• [Task directions]: Reproduce the listing lines verbatim, starting at the line that contains "- panel-b-y-tick-label-3: 0.012: [294, 146, 322, 158]" and ending at the line that contains "- panel-a-x-axis-label: φ: [3, 447, 15, 471]".

• [Provided records]:
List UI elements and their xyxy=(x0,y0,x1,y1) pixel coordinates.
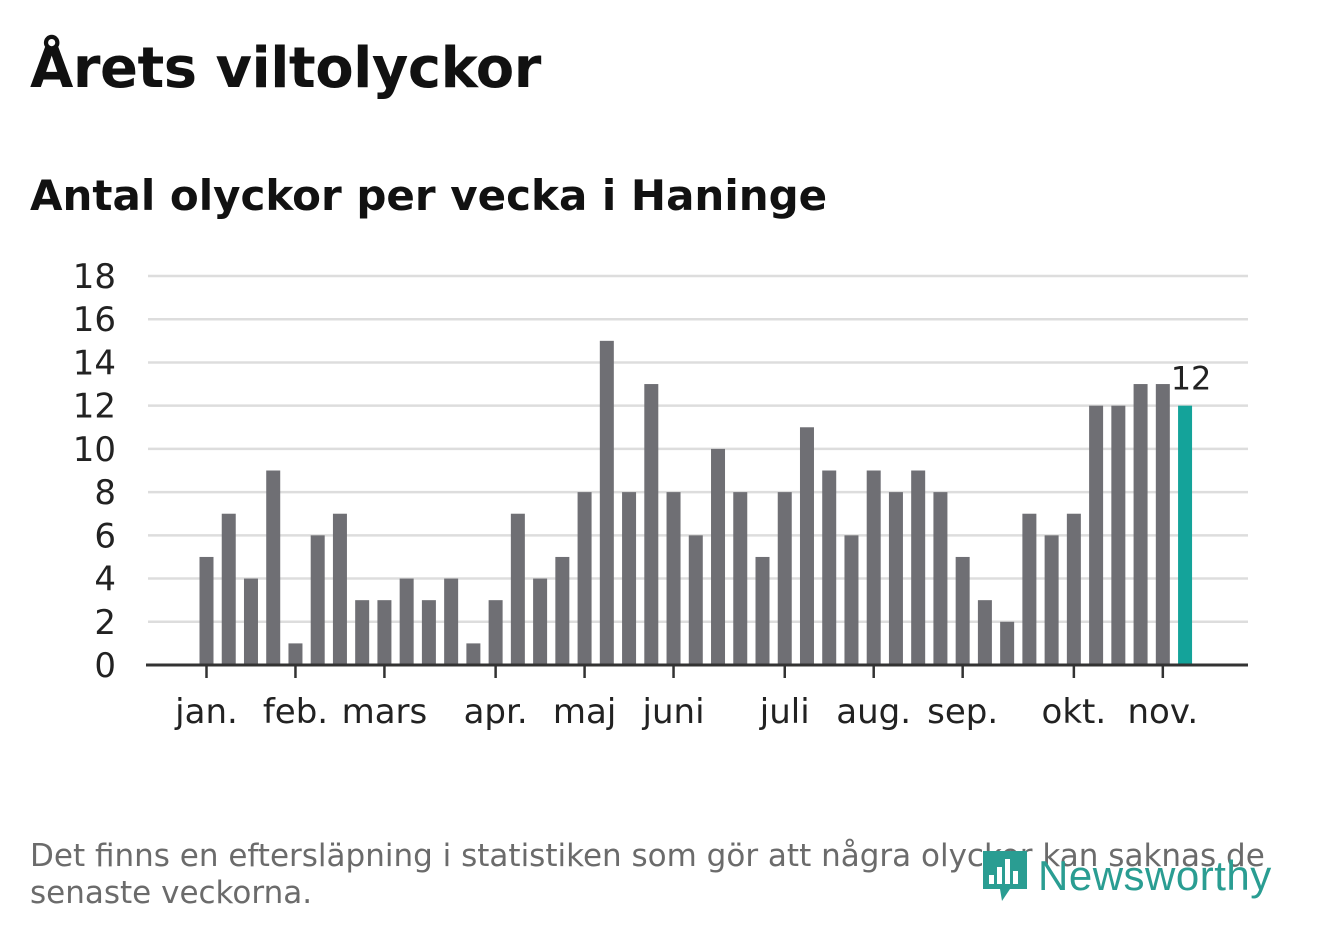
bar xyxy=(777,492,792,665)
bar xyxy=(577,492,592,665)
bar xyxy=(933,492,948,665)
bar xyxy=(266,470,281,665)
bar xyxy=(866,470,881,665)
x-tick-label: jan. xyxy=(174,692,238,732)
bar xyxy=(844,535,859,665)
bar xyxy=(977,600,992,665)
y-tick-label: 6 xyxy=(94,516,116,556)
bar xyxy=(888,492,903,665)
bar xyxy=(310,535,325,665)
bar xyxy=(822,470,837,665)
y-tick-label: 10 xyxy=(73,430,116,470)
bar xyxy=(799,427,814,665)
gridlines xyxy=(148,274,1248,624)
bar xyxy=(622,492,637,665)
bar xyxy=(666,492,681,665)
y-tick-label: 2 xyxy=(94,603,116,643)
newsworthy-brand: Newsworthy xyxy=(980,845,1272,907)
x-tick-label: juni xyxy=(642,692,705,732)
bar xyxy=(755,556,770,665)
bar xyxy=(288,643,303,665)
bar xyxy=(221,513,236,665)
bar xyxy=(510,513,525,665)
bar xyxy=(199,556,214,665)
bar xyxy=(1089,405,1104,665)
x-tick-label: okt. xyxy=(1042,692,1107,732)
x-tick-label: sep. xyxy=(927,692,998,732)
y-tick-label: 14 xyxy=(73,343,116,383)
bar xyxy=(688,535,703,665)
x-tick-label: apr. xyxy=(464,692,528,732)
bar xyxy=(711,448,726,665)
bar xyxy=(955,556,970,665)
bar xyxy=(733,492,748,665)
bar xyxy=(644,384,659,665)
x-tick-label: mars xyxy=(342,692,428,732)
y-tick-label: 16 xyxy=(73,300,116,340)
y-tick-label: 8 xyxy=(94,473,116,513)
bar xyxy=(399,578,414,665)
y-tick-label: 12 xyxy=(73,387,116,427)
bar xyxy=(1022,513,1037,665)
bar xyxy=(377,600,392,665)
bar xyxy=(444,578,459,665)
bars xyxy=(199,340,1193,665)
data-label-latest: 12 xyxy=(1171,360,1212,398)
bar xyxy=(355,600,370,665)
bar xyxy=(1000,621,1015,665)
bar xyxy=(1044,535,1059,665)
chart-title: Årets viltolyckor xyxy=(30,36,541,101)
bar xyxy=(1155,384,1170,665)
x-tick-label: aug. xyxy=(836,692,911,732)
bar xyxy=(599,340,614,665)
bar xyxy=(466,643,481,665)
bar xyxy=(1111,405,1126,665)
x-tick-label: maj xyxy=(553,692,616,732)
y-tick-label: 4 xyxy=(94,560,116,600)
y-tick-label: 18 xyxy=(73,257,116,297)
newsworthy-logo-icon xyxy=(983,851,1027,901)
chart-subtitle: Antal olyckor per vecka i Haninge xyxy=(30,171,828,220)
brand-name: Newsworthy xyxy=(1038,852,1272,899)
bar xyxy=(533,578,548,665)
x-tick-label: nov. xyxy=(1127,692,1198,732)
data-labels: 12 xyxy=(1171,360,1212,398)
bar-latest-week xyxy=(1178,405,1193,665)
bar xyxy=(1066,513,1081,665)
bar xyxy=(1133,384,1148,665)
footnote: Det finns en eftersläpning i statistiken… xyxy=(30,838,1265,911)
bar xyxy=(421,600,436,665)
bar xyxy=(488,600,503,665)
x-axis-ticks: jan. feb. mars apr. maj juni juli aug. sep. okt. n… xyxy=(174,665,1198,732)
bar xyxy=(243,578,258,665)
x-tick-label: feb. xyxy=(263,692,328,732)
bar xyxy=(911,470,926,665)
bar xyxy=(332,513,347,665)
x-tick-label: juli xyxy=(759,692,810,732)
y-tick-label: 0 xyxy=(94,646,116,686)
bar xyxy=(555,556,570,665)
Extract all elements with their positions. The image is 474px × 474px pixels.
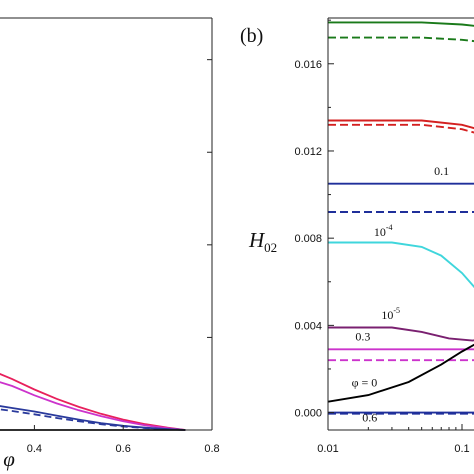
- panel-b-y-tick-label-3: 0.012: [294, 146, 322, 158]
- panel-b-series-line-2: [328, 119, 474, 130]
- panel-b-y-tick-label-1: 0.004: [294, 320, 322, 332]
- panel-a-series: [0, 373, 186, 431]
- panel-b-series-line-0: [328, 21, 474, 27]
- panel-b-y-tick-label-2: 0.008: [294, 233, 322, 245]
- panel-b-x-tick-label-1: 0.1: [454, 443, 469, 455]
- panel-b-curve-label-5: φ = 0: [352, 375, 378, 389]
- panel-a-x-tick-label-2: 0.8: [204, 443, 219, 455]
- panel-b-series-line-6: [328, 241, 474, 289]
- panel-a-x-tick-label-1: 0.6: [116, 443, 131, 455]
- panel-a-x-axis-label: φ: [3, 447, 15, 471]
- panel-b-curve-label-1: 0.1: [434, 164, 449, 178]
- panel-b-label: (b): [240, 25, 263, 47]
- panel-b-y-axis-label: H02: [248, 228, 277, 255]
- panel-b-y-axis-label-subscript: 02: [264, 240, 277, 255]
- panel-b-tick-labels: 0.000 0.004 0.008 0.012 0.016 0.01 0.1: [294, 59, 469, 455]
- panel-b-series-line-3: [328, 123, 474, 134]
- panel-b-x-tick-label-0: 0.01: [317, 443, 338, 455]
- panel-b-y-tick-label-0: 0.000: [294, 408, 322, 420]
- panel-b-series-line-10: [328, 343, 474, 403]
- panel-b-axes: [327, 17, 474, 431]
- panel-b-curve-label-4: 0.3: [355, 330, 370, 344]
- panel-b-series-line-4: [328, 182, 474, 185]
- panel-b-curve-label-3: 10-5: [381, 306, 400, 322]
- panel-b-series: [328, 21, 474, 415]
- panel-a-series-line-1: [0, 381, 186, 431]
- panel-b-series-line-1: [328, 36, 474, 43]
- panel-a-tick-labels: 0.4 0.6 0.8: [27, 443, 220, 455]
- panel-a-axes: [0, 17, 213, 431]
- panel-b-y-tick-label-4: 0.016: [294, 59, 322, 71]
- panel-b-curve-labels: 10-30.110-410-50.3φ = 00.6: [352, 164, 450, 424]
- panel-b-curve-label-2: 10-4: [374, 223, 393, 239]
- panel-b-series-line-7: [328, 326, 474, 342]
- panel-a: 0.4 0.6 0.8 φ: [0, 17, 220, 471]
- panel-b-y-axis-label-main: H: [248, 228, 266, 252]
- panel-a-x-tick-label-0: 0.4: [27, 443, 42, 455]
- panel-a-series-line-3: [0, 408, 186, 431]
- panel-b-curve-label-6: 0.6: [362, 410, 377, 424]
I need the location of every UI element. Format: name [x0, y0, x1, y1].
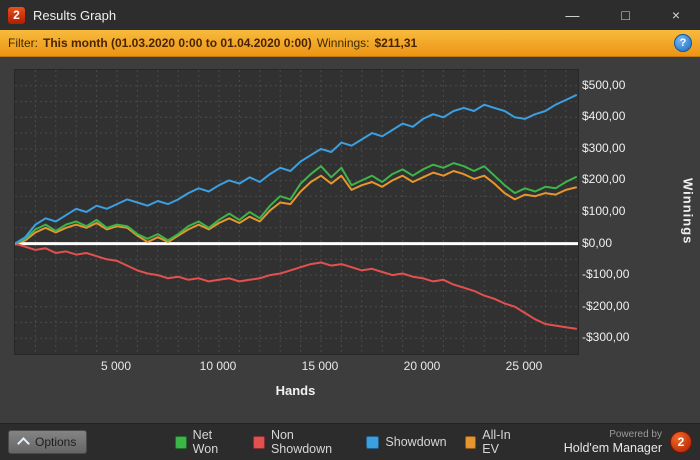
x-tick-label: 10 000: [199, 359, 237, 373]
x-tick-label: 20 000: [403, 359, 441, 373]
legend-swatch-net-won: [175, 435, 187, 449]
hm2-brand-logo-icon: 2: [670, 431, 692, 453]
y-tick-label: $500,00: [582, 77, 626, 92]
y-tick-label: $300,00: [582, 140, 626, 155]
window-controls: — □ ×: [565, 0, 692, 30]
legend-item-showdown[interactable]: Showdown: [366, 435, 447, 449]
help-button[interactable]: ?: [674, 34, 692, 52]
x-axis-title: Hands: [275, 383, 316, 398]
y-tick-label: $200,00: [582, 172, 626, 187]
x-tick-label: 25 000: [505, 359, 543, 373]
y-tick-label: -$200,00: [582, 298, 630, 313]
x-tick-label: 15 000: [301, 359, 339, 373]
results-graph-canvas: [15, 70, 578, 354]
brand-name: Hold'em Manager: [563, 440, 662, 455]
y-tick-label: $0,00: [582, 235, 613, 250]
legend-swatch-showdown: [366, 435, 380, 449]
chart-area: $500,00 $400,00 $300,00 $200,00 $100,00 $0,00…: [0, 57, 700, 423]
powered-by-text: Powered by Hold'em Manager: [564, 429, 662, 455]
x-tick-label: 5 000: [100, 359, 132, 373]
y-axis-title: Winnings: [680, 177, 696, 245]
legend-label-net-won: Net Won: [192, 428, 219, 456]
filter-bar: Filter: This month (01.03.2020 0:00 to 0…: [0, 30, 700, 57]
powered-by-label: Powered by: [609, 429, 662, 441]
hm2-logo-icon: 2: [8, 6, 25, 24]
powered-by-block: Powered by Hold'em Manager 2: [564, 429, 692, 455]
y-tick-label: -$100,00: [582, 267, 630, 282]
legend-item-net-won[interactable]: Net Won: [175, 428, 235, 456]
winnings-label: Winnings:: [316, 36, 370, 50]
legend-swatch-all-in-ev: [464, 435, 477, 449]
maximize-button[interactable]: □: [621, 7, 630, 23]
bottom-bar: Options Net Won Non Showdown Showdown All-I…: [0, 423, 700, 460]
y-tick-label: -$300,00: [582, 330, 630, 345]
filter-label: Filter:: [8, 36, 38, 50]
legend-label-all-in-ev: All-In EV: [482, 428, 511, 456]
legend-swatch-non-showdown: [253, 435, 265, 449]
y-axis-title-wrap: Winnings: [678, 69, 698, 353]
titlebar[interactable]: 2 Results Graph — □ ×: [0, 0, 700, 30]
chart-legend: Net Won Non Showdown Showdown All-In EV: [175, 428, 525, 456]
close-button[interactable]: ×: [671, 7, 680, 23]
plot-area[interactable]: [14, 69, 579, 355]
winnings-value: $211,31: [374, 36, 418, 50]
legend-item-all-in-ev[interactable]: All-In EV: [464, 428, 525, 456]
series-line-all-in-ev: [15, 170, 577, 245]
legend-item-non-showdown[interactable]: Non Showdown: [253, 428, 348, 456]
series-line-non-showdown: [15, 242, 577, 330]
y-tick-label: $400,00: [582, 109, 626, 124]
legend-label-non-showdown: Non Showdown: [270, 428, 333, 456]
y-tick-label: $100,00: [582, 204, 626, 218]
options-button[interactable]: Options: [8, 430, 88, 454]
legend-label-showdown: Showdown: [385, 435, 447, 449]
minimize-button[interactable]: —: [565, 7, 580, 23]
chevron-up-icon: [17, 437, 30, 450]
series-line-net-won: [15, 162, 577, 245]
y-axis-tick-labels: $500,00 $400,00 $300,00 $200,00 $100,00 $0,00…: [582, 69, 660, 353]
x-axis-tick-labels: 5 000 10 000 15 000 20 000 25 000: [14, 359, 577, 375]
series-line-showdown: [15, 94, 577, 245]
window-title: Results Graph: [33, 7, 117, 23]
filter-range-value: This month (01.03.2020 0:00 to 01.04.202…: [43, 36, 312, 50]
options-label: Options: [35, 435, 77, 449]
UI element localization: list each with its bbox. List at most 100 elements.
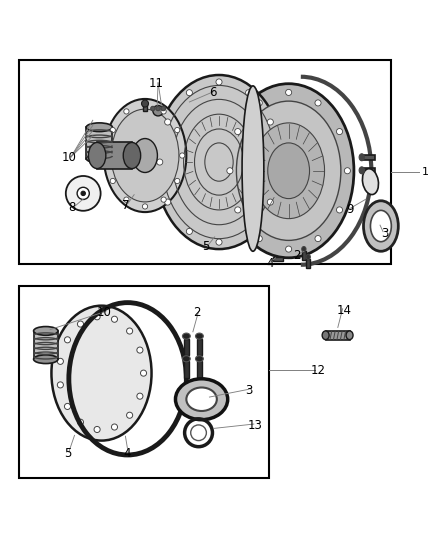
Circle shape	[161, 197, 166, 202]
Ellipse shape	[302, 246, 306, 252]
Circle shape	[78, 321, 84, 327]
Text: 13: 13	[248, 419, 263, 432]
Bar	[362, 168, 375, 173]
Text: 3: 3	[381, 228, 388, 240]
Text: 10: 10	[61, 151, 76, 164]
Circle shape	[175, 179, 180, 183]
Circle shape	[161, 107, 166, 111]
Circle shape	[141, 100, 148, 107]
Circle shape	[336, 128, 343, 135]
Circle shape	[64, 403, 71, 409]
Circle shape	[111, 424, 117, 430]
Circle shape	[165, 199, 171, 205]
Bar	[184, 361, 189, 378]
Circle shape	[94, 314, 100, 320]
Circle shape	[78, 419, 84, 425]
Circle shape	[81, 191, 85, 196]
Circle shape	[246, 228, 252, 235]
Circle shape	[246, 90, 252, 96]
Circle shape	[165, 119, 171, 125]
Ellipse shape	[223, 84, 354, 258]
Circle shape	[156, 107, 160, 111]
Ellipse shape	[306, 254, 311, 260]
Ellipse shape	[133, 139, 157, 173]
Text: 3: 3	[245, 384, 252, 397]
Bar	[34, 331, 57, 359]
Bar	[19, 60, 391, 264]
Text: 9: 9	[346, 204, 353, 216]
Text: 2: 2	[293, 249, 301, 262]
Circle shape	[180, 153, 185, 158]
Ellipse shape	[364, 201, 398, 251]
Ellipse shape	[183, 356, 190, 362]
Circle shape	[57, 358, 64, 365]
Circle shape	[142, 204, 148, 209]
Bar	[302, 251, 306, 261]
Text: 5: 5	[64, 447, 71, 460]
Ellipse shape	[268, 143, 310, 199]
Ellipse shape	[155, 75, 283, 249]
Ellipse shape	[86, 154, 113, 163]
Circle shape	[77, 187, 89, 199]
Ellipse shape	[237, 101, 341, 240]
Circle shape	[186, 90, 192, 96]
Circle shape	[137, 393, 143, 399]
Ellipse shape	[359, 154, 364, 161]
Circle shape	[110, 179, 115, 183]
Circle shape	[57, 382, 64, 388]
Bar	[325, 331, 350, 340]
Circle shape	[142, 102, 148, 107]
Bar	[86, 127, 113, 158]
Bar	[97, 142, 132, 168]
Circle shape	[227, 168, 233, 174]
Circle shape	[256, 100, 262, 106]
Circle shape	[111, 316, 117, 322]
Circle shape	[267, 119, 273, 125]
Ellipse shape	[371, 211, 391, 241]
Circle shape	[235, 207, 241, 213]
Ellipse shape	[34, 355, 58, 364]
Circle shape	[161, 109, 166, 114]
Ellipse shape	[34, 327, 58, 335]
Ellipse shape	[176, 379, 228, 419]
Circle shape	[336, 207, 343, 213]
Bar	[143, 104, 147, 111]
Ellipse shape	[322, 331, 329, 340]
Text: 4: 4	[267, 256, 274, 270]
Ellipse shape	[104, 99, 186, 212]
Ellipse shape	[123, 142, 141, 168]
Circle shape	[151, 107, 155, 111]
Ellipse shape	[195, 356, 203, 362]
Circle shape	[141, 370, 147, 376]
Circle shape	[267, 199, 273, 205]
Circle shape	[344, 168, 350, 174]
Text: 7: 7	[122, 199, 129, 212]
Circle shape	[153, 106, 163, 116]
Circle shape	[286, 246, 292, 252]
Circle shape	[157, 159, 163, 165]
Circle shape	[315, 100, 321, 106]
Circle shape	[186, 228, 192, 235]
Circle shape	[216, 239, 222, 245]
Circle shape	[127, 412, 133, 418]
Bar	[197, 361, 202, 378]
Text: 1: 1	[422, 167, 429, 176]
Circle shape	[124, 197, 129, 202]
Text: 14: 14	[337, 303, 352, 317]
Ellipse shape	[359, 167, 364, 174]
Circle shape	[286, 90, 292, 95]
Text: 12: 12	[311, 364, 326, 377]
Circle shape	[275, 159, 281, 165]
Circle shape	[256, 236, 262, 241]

• [Answer for this exercise]:
- panel-b-y-tick-label-3: 0.012: [294, 146, 322, 158]
- panel-b-series-line-2: [328, 119, 474, 130]
- panel-b-y-tick-label-1: 0.004: [294, 320, 322, 332]
- panel-a-series: [0, 373, 186, 431]
- panel-b-series-line-0: [328, 21, 474, 27]
- panel-b-y-tick-label-2: 0.008: [294, 233, 322, 245]
- panel-b-x-tick-label-1: 0.1: [454, 443, 469, 455]
- panel-b-curve-label-5: φ = 0: [352, 375, 378, 389]
- panel-a-x-tick-label-2: 0.8: [204, 443, 219, 455]
- panel-b-series-line-6: [328, 241, 474, 289]
- panel-a-x-tick-label-1: 0.6: [116, 443, 131, 455]
- panel-a-x-axis-label: φ: [3, 447, 15, 471]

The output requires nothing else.